### Given task
Exactly how many lines have the word "JSON"? Answer with the bare number.

### Provided records
===

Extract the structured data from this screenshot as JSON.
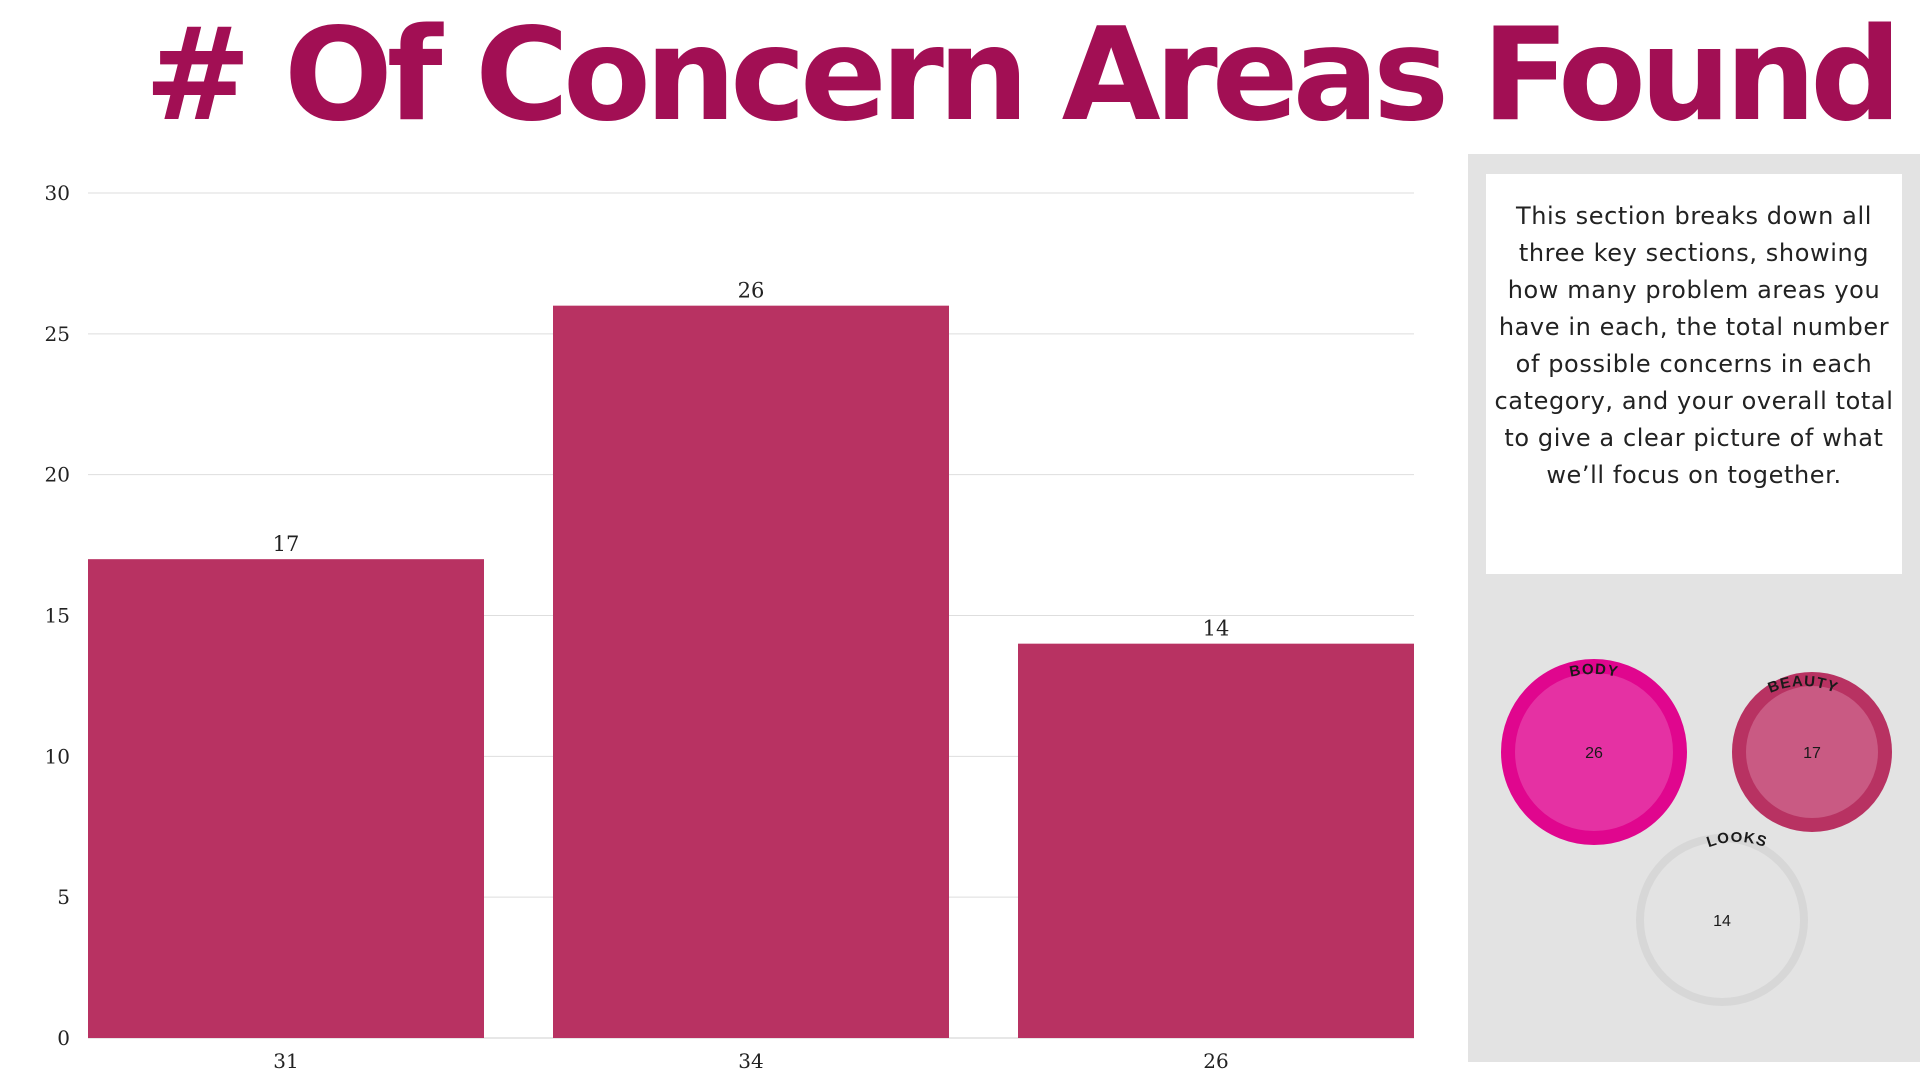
{
  "title": "# Of Concern Areas Found",
  "chart_data": {
    "type": "bar",
    "categories": [
      "31",
      "34",
      "26"
    ],
    "values": [
      17,
      26,
      14
    ],
    "data_labels": [
      "17",
      "26",
      "14"
    ],
    "ylim": [
      0,
      30
    ],
    "yticks": [
      "0",
      "5",
      "10",
      "15",
      "20",
      "25",
      "30"
    ],
    "grid": true,
    "bar_color": "#b83262"
  },
  "panel": {
    "description": "This section breaks down all three key sections, showing how many problem areas you have in each, the total number of possible concerns in each category, and your overall total to give a clear picture of what we’ll focus on together.",
    "circles": [
      {
        "label": "BODY",
        "value": "26",
        "ring_color": "#e0068e",
        "fill_color": "#e531a3"
      },
      {
        "label": "BEAUTY",
        "value": "17",
        "ring_color": "#b83262",
        "fill_color": "#c95a83"
      },
      {
        "label": "LOOKS",
        "value": "14",
        "ring_color": "#d7d7d7",
        "fill_color": "#e3e3e3"
      }
    ]
  }
}
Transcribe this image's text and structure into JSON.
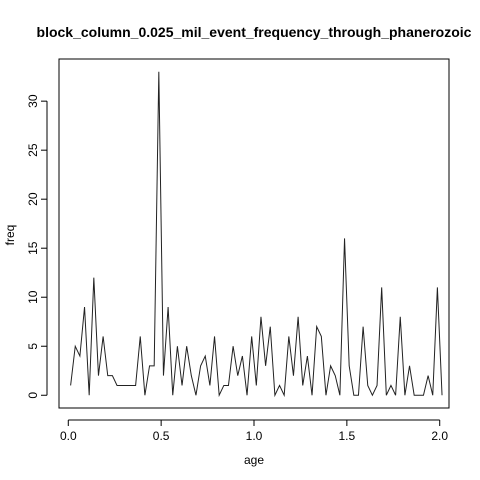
{
  "chart_data": {
    "type": "line",
    "title": "block_column_0.025_mil_event_frequency_through_phanerozoic",
    "xlabel": "age",
    "ylabel": "freq",
    "xlim": [
      -0.05,
      2.05
    ],
    "ylim": [
      -1.3,
      34.3
    ],
    "xticks": [
      0.0,
      0.5,
      1.0,
      1.5,
      2.0
    ],
    "xtick_labels": [
      "0.0",
      "0.5",
      "1.0",
      "1.5",
      "2.0"
    ],
    "yticks": [
      0,
      5,
      10,
      15,
      20,
      25,
      30
    ],
    "ytick_labels": [
      "0",
      "5",
      "10",
      "15",
      "20",
      "25",
      "30"
    ],
    "grid": false,
    "series": [
      {
        "color": "#222222",
        "x": [
          0.0125,
          0.0375,
          0.0625,
          0.0875,
          0.1125,
          0.1375,
          0.1625,
          0.1875,
          0.2125,
          0.2375,
          0.2625,
          0.2875,
          0.3125,
          0.3375,
          0.3625,
          0.3875,
          0.4125,
          0.4375,
          0.4625,
          0.4875,
          0.5125,
          0.5375,
          0.5625,
          0.5875,
          0.6125,
          0.6375,
          0.6625,
          0.6875,
          0.7125,
          0.7375,
          0.7625,
          0.7875,
          0.8125,
          0.8375,
          0.8625,
          0.8875,
          0.9125,
          0.9375,
          0.9625,
          0.9875,
          1.0125,
          1.0375,
          1.0625,
          1.0875,
          1.1125,
          1.1375,
          1.1625,
          1.1875,
          1.2125,
          1.2375,
          1.2625,
          1.2875,
          1.3125,
          1.3375,
          1.3625,
          1.3875,
          1.4125,
          1.4375,
          1.4625,
          1.4875,
          1.5125,
          1.5375,
          1.5625,
          1.5875,
          1.6125,
          1.6375,
          1.6625,
          1.6875,
          1.7125,
          1.7375,
          1.7625,
          1.7875,
          1.8125,
          1.8375,
          1.8625,
          1.8875,
          1.9125,
          1.9375,
          1.9625,
          1.9875,
          2.0125
        ],
        "y": [
          1,
          5,
          4,
          9,
          0,
          12,
          2,
          6,
          2,
          2,
          1,
          1,
          1,
          1,
          1,
          6,
          0,
          3,
          3,
          33,
          2,
          9,
          0,
          5,
          1,
          5,
          2,
          0,
          3,
          4,
          1,
          6,
          0,
          1,
          1,
          5,
          2,
          4,
          0,
          6,
          1,
          8,
          3,
          7,
          0,
          1,
          0,
          6,
          2,
          8,
          1,
          4,
          0,
          7,
          6,
          0,
          3,
          2,
          0,
          16,
          3,
          0,
          0,
          7,
          1,
          0,
          1,
          11,
          0,
          1,
          0,
          8,
          0,
          3,
          0,
          0,
          0,
          2,
          0,
          11,
          0
        ]
      }
    ]
  }
}
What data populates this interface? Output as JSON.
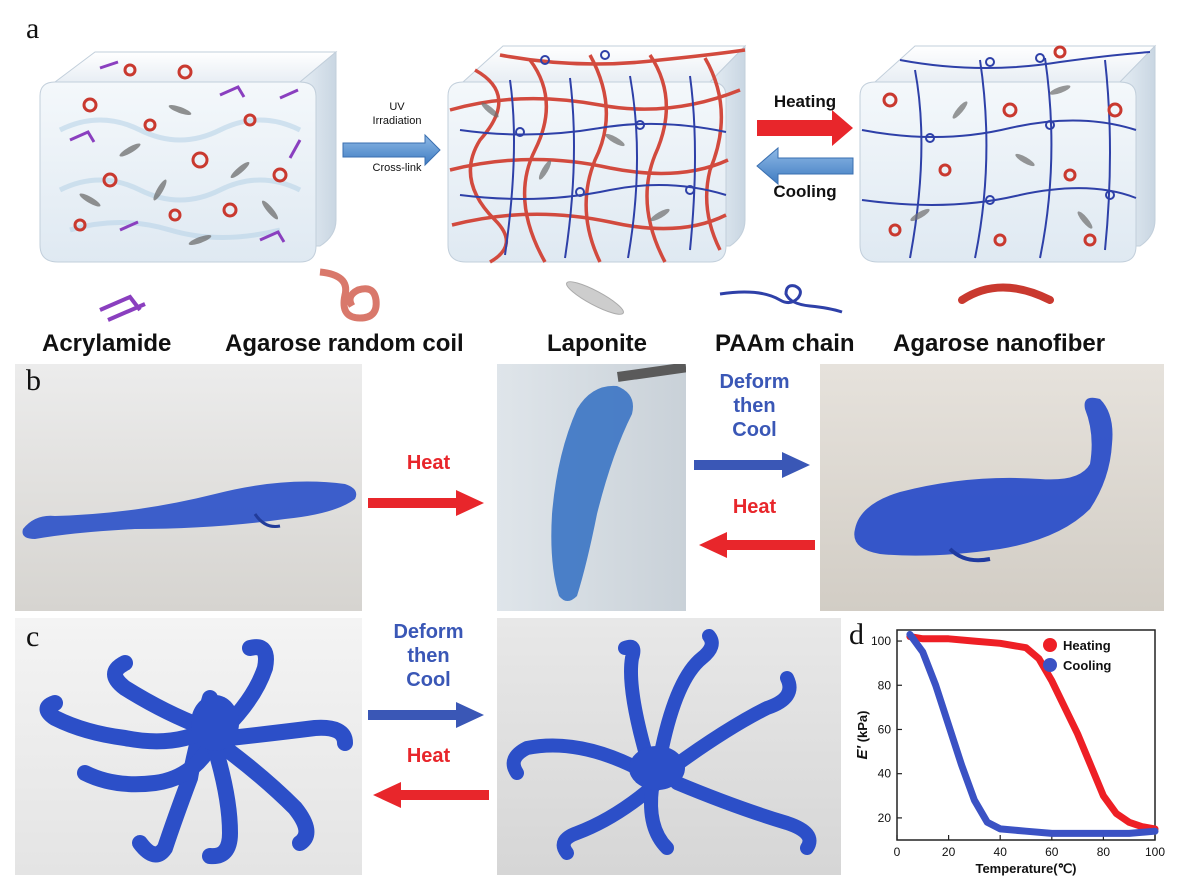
{
  "figure": {
    "panels": {
      "a": "a",
      "b": "b",
      "c": "c",
      "d": "d"
    },
    "panel_a": {
      "uv_label": [
        "UV",
        "Irradiation",
        "Cross-link"
      ],
      "heating_label": "Heating",
      "cooling_label": "Cooling",
      "legend": [
        "Acrylamide",
        "Agarose random coil",
        "Laponite",
        "PAAm chain",
        "Agarose nanofiber"
      ]
    },
    "panel_b": {
      "heat_forward": "Heat",
      "deform_cool": [
        "Deform",
        "then",
        "Cool"
      ],
      "heat_back": "Heat"
    },
    "panel_c": {
      "deform_cool": [
        "Deform",
        "then",
        "Cool"
      ],
      "heat_back": "Heat"
    },
    "colors": {
      "heat": "#e8262b",
      "cool": "#3a57b6",
      "gel_blue": "#2c4fc8",
      "agarose_red": "#d24a3e"
    }
  },
  "chart_data": {
    "type": "line",
    "xlabel": "Temperature(℃)",
    "ylabel": "E' (kPa)",
    "xlim": [
      0,
      100
    ],
    "ylim": [
      10,
      105
    ],
    "xticks": [
      0,
      20,
      40,
      60,
      80,
      100
    ],
    "yticks": [
      20,
      40,
      60,
      80,
      100
    ],
    "legend_position": "top-right",
    "series": [
      {
        "name": "Heating",
        "color": "#ee1f25",
        "x": [
          5,
          10,
          20,
          30,
          40,
          50,
          55,
          60,
          65,
          70,
          75,
          80,
          85,
          90,
          95,
          100
        ],
        "y": [
          102,
          101,
          101,
          100,
          99,
          97,
          92,
          82,
          70,
          58,
          44,
          30,
          22,
          18,
          16,
          15
        ]
      },
      {
        "name": "Cooling",
        "color": "#3b52c4",
        "x": [
          5,
          10,
          15,
          20,
          25,
          30,
          35,
          40,
          50,
          60,
          70,
          80,
          90,
          100
        ],
        "y": [
          103,
          95,
          80,
          62,
          44,
          28,
          18,
          15,
          14,
          13,
          13,
          13,
          13,
          14
        ]
      }
    ]
  }
}
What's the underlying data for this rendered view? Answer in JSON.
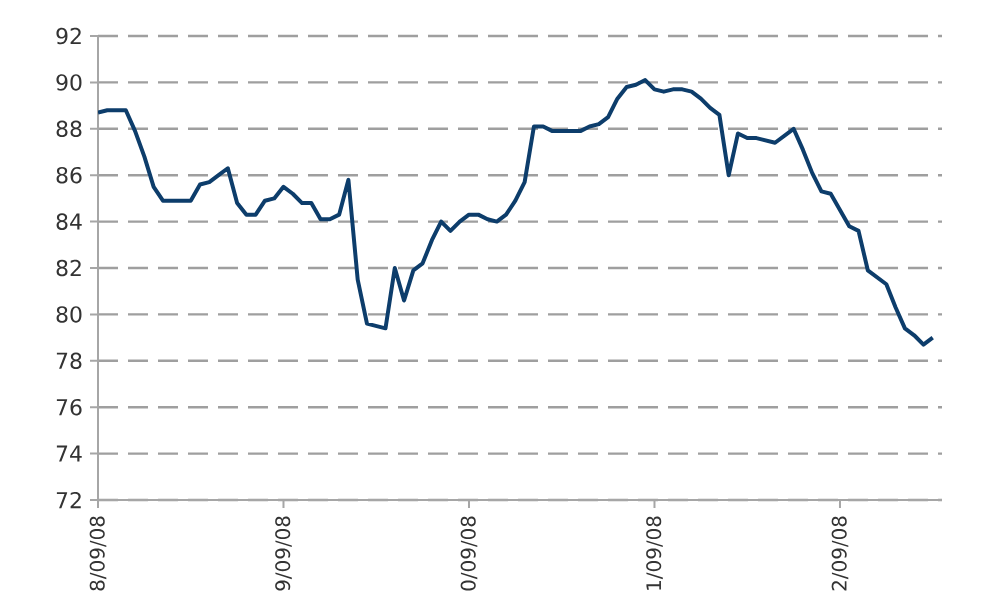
{
  "chart_data": {
    "type": "line",
    "categories": [
      "8/09/08",
      null,
      null,
      null,
      null,
      null,
      null,
      null,
      null,
      null,
      null,
      null,
      null,
      null,
      null,
      null,
      null,
      null,
      null,
      null,
      "9/09/08",
      null,
      null,
      null,
      null,
      null,
      null,
      null,
      null,
      null,
      null,
      null,
      null,
      null,
      null,
      null,
      null,
      null,
      null,
      null,
      "0/09/08",
      null,
      null,
      null,
      null,
      null,
      null,
      null,
      null,
      null,
      null,
      null,
      null,
      null,
      null,
      null,
      null,
      null,
      null,
      null,
      "1/09/08",
      null,
      null,
      null,
      null,
      null,
      null,
      null,
      null,
      null,
      null,
      null,
      null,
      null,
      null,
      null,
      null,
      null,
      null,
      null,
      "2/09/08",
      null,
      null,
      null,
      null,
      null,
      null,
      null,
      null,
      null,
      null
    ],
    "series": [
      {
        "color": "#0d3d6b",
        "values": [
          88.7,
          88.8,
          88.8,
          88.8,
          87.9,
          86.8,
          85.5,
          84.9,
          84.9,
          84.9,
          84.9,
          85.6,
          85.7,
          86.0,
          86.3,
          84.8,
          84.3,
          84.3,
          84.9,
          85.0,
          85.5,
          85.2,
          84.8,
          84.8,
          84.1,
          84.1,
          84.3,
          85.8,
          81.5,
          79.6,
          79.5,
          79.4,
          82.0,
          80.6,
          81.9,
          82.2,
          83.2,
          84.0,
          83.6,
          84.0,
          84.3,
          84.3,
          84.1,
          84.0,
          84.3,
          84.9,
          85.7,
          88.1,
          88.1,
          87.9,
          87.9,
          87.9,
          87.9,
          88.1,
          88.2,
          88.5,
          89.3,
          89.8,
          89.9,
          90.1,
          89.7,
          89.6,
          89.7,
          89.7,
          89.6,
          89.3,
          88.9,
          88.6,
          86.0,
          87.8,
          87.6,
          87.6,
          87.5,
          87.4,
          87.7,
          88.0,
          87.1,
          86.1,
          85.3,
          85.2,
          84.5,
          83.8,
          83.6,
          81.9,
          81.6,
          81.3,
          80.3,
          79.4,
          79.1,
          78.7,
          79.0
        ]
      }
    ],
    "ylim": [
      72,
      92
    ],
    "yticks": [
      72,
      74,
      76,
      78,
      80,
      82,
      84,
      86,
      88,
      90,
      92
    ],
    "grid": "y",
    "line_style": "solid",
    "marker": "none"
  }
}
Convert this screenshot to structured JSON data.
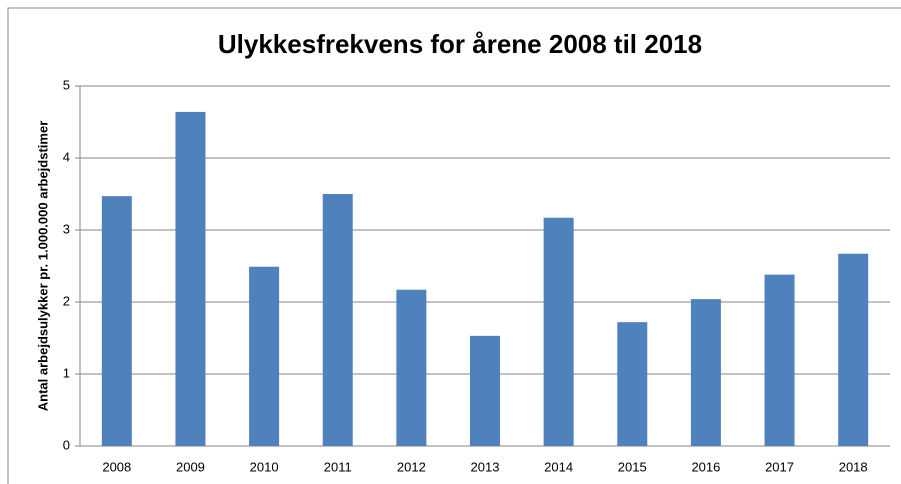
{
  "chart_data": {
    "type": "bar",
    "title": "Ulykkesfrekvens for årene 2008 til 2018",
    "ylabel": "Antal arbejdsulykker pr. 1.000.000 arbejdstimer",
    "categories": [
      "2008",
      "2009",
      "2010",
      "2011",
      "2012",
      "2013",
      "2014",
      "2015",
      "2016",
      "2017",
      "2018"
    ],
    "values": [
      3.47,
      4.64,
      2.49,
      3.5,
      2.17,
      1.53,
      3.17,
      1.72,
      2.04,
      2.38,
      2.67
    ],
    "color": "#4f81bd",
    "ylim": [
      0,
      5
    ],
    "yticks": [
      0,
      1,
      2,
      3,
      4,
      5
    ],
    "grid": true
  }
}
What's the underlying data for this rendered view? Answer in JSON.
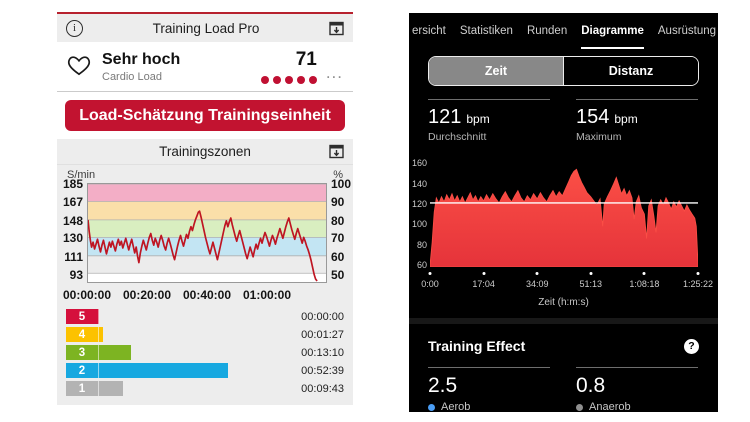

===

### Response below
6